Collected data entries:
******************************

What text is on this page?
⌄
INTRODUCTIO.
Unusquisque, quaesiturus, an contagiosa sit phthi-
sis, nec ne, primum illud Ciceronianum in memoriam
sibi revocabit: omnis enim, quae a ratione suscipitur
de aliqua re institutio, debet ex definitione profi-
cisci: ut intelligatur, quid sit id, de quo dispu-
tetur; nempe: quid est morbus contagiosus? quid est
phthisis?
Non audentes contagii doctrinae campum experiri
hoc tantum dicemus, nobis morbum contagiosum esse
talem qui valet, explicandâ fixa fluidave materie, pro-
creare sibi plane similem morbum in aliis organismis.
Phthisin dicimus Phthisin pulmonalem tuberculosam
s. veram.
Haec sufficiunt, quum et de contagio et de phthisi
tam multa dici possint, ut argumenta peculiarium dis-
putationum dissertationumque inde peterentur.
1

******************************

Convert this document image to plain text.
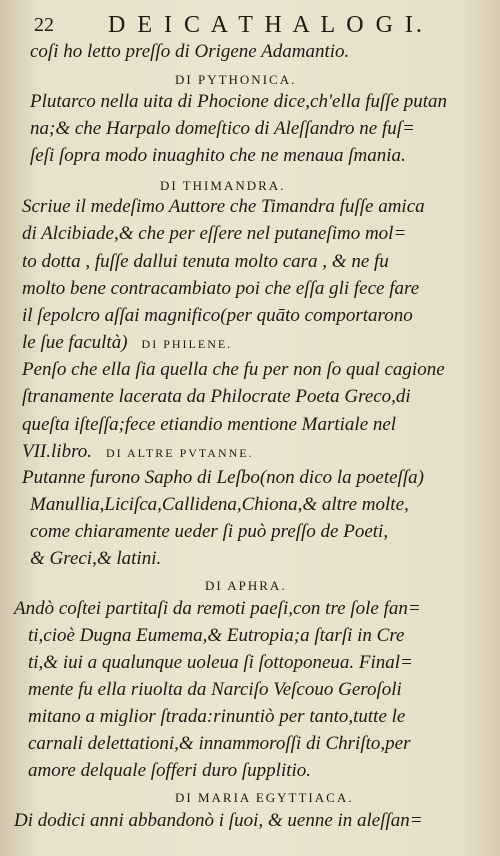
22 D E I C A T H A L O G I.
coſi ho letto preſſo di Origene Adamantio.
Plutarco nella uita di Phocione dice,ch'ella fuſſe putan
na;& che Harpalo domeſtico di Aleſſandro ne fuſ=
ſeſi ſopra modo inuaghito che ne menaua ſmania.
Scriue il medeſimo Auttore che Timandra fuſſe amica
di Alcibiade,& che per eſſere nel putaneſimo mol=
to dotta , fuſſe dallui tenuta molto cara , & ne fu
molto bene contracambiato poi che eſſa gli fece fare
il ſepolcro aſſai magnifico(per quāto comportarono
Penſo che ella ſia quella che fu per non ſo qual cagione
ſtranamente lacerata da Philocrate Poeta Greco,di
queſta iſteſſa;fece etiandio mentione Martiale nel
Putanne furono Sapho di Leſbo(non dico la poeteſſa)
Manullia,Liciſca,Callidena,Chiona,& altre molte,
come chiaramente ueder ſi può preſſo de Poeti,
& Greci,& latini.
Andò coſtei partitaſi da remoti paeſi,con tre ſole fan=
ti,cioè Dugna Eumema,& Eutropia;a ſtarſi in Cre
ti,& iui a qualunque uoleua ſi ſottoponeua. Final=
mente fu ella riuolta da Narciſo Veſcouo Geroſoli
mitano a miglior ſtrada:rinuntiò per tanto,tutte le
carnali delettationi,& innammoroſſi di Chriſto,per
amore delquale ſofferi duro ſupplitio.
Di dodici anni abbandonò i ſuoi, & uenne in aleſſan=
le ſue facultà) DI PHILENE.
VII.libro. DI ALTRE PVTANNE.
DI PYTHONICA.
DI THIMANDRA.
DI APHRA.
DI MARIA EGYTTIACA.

******************************

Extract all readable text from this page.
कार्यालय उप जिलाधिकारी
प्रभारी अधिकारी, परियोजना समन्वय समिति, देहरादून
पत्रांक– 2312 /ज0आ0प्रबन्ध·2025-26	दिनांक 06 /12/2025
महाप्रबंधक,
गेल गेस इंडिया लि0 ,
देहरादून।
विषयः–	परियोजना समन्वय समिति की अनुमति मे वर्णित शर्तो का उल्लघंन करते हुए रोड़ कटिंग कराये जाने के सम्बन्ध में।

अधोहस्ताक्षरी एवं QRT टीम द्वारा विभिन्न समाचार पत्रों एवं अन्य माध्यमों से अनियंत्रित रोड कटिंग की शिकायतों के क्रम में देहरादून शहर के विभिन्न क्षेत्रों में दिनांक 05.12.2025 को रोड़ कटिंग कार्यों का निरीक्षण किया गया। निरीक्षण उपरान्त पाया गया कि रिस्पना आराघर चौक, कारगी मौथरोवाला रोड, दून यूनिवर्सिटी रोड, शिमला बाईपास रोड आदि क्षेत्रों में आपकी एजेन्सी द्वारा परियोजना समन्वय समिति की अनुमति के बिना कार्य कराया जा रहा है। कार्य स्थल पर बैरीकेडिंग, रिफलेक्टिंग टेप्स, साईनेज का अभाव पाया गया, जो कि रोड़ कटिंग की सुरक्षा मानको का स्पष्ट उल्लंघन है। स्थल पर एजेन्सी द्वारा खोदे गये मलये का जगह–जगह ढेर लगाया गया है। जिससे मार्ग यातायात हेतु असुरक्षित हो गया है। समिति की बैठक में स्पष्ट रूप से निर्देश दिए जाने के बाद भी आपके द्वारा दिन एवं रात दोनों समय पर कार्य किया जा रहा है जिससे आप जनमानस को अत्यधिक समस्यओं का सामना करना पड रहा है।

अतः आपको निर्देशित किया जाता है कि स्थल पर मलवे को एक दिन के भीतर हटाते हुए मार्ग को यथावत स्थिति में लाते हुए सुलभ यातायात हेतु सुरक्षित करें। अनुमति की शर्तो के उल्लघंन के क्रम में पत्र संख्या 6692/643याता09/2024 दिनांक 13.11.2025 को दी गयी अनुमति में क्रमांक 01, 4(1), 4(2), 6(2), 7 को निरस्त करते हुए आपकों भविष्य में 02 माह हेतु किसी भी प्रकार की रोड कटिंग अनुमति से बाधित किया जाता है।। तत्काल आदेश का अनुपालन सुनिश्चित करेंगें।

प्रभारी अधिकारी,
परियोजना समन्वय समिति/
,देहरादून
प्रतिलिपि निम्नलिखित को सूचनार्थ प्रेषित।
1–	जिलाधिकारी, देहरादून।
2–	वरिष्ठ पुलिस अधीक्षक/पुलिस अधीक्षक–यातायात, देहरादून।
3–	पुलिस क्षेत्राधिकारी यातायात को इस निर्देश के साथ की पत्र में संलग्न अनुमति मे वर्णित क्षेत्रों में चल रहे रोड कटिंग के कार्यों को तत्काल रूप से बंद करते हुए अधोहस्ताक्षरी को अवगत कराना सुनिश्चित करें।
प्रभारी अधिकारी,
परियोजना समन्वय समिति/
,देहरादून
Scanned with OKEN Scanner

******************************

Copy out all lines above that include the string "morbum".

hoc tantum dicemus, nobis morbum contagiosum esse
creare sibi plane similem morbum in aliis organismis.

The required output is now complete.